THE EXERCISE => Copy every line from the material below that holds "data".

PROVIDED ENTRIES =>
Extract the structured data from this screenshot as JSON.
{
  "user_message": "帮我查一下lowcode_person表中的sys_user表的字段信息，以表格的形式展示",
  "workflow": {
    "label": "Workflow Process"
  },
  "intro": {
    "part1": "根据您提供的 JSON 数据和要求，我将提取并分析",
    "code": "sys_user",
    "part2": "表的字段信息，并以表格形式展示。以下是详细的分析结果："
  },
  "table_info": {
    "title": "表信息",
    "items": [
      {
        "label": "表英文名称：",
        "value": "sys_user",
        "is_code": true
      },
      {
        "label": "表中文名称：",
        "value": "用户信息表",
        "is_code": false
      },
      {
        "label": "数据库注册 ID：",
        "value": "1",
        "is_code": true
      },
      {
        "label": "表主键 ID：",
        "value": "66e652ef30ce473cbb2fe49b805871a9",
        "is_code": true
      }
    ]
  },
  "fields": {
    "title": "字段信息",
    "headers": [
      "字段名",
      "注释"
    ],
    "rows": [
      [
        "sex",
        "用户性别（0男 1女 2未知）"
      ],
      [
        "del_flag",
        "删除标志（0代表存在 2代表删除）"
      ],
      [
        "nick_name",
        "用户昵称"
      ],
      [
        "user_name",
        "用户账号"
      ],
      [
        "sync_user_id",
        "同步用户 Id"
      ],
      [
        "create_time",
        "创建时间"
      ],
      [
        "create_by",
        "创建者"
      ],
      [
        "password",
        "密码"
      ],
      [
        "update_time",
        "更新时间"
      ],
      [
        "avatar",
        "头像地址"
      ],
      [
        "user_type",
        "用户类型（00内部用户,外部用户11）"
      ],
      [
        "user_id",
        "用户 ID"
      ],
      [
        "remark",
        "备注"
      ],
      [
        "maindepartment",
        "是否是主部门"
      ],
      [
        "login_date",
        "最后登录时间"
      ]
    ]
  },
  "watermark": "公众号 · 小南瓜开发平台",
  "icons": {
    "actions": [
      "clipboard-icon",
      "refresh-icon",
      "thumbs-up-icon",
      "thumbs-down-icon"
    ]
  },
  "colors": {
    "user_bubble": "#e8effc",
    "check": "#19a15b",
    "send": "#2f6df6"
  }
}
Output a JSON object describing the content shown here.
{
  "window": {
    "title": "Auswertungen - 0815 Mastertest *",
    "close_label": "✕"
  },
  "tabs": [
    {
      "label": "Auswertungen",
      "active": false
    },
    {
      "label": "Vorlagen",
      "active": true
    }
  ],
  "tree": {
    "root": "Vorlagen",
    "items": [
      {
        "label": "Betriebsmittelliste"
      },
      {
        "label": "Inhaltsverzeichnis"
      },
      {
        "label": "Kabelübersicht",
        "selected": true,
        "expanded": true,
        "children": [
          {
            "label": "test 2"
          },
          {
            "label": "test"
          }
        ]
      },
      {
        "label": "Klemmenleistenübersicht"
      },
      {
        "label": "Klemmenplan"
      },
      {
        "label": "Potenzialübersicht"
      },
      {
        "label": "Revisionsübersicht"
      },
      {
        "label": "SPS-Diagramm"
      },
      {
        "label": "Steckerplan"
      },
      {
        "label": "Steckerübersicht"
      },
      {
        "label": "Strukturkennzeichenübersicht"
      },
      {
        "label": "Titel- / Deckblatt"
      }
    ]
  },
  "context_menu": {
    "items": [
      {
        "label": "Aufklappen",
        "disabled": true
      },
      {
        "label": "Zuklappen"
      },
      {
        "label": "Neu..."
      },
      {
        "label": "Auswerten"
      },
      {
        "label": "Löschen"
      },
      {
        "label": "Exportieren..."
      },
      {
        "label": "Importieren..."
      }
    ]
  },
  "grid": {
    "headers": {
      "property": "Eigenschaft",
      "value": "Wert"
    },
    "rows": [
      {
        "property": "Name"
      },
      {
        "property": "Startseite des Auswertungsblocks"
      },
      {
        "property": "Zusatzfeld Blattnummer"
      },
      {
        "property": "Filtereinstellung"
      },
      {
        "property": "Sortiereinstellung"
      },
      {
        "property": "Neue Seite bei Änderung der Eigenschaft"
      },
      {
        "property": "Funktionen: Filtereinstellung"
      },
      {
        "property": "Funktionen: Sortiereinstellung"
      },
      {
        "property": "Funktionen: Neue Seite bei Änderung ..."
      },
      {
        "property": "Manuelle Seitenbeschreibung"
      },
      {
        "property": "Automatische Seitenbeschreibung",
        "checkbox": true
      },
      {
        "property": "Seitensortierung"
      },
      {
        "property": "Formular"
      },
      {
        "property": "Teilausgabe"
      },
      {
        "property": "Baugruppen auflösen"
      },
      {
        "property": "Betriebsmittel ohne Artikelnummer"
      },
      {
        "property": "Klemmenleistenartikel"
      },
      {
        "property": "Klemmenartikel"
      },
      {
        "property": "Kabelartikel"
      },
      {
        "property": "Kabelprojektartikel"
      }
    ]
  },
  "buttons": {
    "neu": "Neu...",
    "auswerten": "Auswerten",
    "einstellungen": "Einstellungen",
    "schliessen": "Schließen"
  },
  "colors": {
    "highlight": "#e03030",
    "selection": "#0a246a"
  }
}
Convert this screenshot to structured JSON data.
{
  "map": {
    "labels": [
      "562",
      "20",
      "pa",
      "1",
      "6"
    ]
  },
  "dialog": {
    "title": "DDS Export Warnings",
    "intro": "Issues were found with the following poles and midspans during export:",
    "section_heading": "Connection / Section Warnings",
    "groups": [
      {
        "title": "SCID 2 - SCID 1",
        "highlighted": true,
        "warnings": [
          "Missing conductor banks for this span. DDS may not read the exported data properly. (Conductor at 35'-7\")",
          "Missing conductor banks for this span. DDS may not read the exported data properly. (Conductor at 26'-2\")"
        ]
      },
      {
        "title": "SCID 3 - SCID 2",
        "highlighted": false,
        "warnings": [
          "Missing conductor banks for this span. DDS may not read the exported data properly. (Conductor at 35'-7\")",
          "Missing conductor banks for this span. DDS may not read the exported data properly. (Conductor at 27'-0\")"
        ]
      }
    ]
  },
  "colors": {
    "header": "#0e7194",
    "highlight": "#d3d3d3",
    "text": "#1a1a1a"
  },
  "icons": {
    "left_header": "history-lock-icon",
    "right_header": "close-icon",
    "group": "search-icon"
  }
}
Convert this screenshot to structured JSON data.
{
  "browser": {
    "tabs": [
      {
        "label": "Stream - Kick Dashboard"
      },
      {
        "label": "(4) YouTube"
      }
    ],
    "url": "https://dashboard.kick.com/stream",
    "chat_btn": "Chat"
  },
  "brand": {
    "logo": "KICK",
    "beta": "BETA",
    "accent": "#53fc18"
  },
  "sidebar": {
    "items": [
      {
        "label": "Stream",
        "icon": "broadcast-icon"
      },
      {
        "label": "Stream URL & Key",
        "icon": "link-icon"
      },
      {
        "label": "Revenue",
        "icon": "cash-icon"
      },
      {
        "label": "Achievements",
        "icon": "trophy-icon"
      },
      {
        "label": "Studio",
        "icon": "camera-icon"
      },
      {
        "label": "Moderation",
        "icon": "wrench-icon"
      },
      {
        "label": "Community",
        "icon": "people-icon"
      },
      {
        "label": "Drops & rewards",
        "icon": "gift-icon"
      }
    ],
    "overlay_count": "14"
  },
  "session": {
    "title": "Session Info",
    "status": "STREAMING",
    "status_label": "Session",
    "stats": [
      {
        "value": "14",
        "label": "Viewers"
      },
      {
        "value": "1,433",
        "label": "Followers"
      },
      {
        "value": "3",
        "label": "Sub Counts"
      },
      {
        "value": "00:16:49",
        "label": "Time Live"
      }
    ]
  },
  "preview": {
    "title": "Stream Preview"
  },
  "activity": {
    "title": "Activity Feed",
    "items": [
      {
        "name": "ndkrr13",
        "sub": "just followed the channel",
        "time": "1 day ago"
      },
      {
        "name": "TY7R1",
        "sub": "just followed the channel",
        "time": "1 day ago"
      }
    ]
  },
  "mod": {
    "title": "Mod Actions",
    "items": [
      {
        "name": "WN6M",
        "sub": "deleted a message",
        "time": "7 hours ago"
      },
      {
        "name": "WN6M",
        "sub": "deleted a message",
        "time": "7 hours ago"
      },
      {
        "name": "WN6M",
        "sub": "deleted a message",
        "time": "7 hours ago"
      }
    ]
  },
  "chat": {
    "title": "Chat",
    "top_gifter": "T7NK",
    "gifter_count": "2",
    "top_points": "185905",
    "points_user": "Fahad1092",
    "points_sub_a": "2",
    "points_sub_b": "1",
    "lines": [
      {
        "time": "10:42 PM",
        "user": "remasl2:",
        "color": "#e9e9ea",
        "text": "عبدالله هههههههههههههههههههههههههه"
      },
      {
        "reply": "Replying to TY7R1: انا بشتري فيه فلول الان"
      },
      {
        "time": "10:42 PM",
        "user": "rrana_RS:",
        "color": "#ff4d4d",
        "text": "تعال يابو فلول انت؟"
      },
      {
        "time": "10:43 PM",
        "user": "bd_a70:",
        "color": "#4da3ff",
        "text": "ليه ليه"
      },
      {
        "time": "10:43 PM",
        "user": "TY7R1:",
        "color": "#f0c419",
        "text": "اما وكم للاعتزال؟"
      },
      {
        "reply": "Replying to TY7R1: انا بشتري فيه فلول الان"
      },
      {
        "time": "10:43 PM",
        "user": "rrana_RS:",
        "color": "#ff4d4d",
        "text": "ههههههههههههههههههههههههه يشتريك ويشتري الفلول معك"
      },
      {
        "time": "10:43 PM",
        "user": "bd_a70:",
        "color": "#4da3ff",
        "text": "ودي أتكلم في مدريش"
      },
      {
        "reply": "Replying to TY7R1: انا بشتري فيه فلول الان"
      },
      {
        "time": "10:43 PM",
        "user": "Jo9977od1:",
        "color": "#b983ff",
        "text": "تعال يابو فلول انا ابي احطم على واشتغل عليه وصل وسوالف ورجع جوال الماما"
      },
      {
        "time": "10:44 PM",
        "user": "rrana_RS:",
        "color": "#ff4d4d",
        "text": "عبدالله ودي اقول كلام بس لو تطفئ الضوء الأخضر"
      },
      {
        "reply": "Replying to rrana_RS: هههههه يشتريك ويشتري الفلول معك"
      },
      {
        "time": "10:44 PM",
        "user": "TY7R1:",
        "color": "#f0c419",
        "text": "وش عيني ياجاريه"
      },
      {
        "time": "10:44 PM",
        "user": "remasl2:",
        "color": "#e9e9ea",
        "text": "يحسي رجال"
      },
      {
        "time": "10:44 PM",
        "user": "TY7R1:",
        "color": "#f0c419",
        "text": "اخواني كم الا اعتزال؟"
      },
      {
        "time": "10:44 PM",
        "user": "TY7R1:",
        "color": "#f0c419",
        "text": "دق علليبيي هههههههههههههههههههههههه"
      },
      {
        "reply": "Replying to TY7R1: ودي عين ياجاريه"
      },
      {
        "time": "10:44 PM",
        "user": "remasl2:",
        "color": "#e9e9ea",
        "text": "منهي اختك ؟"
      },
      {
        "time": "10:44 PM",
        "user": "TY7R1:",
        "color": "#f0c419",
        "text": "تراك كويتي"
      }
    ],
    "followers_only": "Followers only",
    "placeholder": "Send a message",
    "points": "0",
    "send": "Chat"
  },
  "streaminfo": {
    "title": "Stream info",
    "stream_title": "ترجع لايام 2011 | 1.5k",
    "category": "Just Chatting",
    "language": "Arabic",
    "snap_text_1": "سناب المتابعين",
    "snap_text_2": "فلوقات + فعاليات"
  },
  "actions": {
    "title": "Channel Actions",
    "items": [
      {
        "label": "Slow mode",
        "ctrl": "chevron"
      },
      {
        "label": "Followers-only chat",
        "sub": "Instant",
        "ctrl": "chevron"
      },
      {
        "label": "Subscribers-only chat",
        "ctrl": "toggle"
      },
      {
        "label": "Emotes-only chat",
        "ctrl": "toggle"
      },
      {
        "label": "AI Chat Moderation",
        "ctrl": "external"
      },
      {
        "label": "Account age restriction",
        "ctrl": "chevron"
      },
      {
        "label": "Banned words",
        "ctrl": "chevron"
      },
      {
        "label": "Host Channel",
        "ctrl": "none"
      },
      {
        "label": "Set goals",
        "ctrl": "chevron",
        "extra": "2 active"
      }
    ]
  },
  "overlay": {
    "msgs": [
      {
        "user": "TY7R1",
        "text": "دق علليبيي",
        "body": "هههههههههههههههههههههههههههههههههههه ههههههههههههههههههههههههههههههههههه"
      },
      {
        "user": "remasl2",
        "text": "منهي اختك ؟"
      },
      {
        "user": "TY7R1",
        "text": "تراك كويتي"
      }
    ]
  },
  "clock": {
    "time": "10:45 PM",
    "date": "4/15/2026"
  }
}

EXPECTED ANSWER =>
Extract the structured data from this screenshot as JSON.
Convert this screenshot to structured JSON data.
          "Missing conductor banks for this span. DDS may not read the exported data properly. (Conductor at 35'-7\")",
          "Missing conductor banks for this span. DDS may not read the exported data properly. (Conductor at 26'-2\")"
          "Missing conductor banks for this span. DDS may not read the exported data properly. (Conductor at 35'-7\")",
          "Missing conductor banks for this span. DDS may not read the exported data properly. (Conductor at 27'-0\")"
Convert this screenshot to structured JSON data.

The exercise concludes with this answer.